*** Document segment ***
EDTECH

Chico State's 400 General Chemistry Students Get VR

Chico State University General Chemistry students have a leg up this semester when it comes to understanding Atomic Orbital Theory after taking part in an innovative educational program developed by SAMA Learning.

All of the Chico General Chemistry students, more than 400 in all, received their lesson on Atomic Orbital Theory this semester from inside a virtual reality headset. Inside that headset the students were able to learn about and interact with the concepts in new and novel ways. Students received an entire lesson, including lecture, were able to change the mathematic makeup of the atom and see the effect in real-time. They could even pick up the atom and look inside to see all of the critical components directly.  And, adding the VR lesson required almost no planning as professors were able to drop the SAMA lesson in right alongside their existing lesson plans.

Founder of SAMA Learning Dr. Christopher Tassone tells us that “Atomic Orbital Theory is traditionally taught using a whiteboard, a textbook and a lecture.  The concepts are difficult to grasp but our VR curriculum brings STEM subjects alive for the students.”  Dr. Tassone says further that “SAMA was founded to improve learning outcomes for all types of students and is seeing significant learning outcome improvements from schools like Chico.”

Enabling the entire chemistry class to experience VR is remarkable, but only the beginning.  Other institutions of higher learning will soon be using SAMA to teach Chemistry, Physics, Biology and Mathematics.
*** Data extract ***
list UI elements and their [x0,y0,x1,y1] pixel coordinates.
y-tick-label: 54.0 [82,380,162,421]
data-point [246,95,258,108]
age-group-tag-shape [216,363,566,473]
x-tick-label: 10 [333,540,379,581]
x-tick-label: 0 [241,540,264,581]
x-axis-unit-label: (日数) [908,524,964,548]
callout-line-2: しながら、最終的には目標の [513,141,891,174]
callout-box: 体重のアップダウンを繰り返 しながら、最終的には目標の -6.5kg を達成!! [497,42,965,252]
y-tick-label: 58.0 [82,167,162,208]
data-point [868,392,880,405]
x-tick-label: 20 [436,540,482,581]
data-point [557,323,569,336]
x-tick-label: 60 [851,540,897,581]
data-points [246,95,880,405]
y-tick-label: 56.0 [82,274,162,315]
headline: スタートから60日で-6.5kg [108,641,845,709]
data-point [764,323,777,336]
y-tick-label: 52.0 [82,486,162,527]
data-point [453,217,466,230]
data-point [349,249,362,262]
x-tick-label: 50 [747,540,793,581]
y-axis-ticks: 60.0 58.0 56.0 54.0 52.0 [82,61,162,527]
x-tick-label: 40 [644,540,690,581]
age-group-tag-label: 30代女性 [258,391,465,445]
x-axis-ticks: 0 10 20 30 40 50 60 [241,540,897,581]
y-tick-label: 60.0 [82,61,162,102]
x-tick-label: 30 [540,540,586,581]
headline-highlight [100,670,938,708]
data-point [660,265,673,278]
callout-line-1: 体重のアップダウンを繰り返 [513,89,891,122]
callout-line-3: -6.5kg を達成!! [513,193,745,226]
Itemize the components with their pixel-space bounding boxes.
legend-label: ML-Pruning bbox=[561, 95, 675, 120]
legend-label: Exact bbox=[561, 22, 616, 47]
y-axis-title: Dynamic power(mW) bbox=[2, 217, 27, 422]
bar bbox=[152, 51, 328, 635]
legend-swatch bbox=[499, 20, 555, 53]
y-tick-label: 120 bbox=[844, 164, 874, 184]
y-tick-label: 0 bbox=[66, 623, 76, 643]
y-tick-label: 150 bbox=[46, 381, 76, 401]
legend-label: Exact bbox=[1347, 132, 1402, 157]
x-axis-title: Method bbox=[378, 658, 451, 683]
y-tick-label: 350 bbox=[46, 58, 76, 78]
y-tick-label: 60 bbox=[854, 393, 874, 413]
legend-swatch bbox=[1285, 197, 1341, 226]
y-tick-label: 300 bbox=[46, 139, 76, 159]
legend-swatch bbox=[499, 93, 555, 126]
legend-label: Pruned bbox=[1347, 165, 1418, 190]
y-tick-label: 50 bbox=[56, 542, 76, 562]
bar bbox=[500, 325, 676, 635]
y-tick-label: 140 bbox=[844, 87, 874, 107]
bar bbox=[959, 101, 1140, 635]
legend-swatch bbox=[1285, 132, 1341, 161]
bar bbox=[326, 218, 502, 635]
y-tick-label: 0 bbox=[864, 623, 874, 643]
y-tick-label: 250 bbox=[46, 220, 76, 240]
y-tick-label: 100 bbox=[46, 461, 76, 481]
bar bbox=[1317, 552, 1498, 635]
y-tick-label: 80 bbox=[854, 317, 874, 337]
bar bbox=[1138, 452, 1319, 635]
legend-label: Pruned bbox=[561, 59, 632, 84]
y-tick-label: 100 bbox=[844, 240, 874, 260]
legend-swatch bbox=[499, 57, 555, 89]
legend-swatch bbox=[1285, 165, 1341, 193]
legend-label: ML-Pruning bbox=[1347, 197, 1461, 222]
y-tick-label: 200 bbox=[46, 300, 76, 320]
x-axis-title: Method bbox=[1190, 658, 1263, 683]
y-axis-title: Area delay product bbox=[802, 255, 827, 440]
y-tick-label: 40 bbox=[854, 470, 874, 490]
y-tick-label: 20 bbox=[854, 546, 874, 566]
***
§ **Work task A**:
Do these statements agree with the Chico State VR article? For each, answer yes or no and quote the deciding words of the article exactly.
(i) More than 400 Chico State General Chemistry students took the Atomic Orbital Theory lesson in a virtual reality headset.
(ii) Professors needed extensive planning to add the VR lesson to their courses.
(iii) Other institutions of higher learning will soon use SAMA to teach Chemistry, Physics, Biology and Mathematics.
§ **Work task B**:
Echo the Chico State VR article word for word between "Chico State's 400" and "by SAMA Learning.", inclusive.

§ **Exercise solution A**:
(i) Yes: "All of the Chico General Chemistry students, more than 400 in all, received their lesson on Atomic Orbital Theory this semester from inside a virtual reality headset."
(ii) No: "adding the VR lesson required almost no planning as professors were able to drop the SAMA lesson in right alongside their existing lesson plans."
(iii) Yes: "Other institutions of higher learning will soon be using SAMA to teach Chemistry, Physics, Biology and Mathematics."

§ **Exercise solution B**:
Chico State's 400 General Chemistry Students Get VR

Chico State University General Chemistry students have a leg up this semester when it comes to understanding Atomic Orbital Theory after taking part in an innovative educational program developed by SAMA Learning.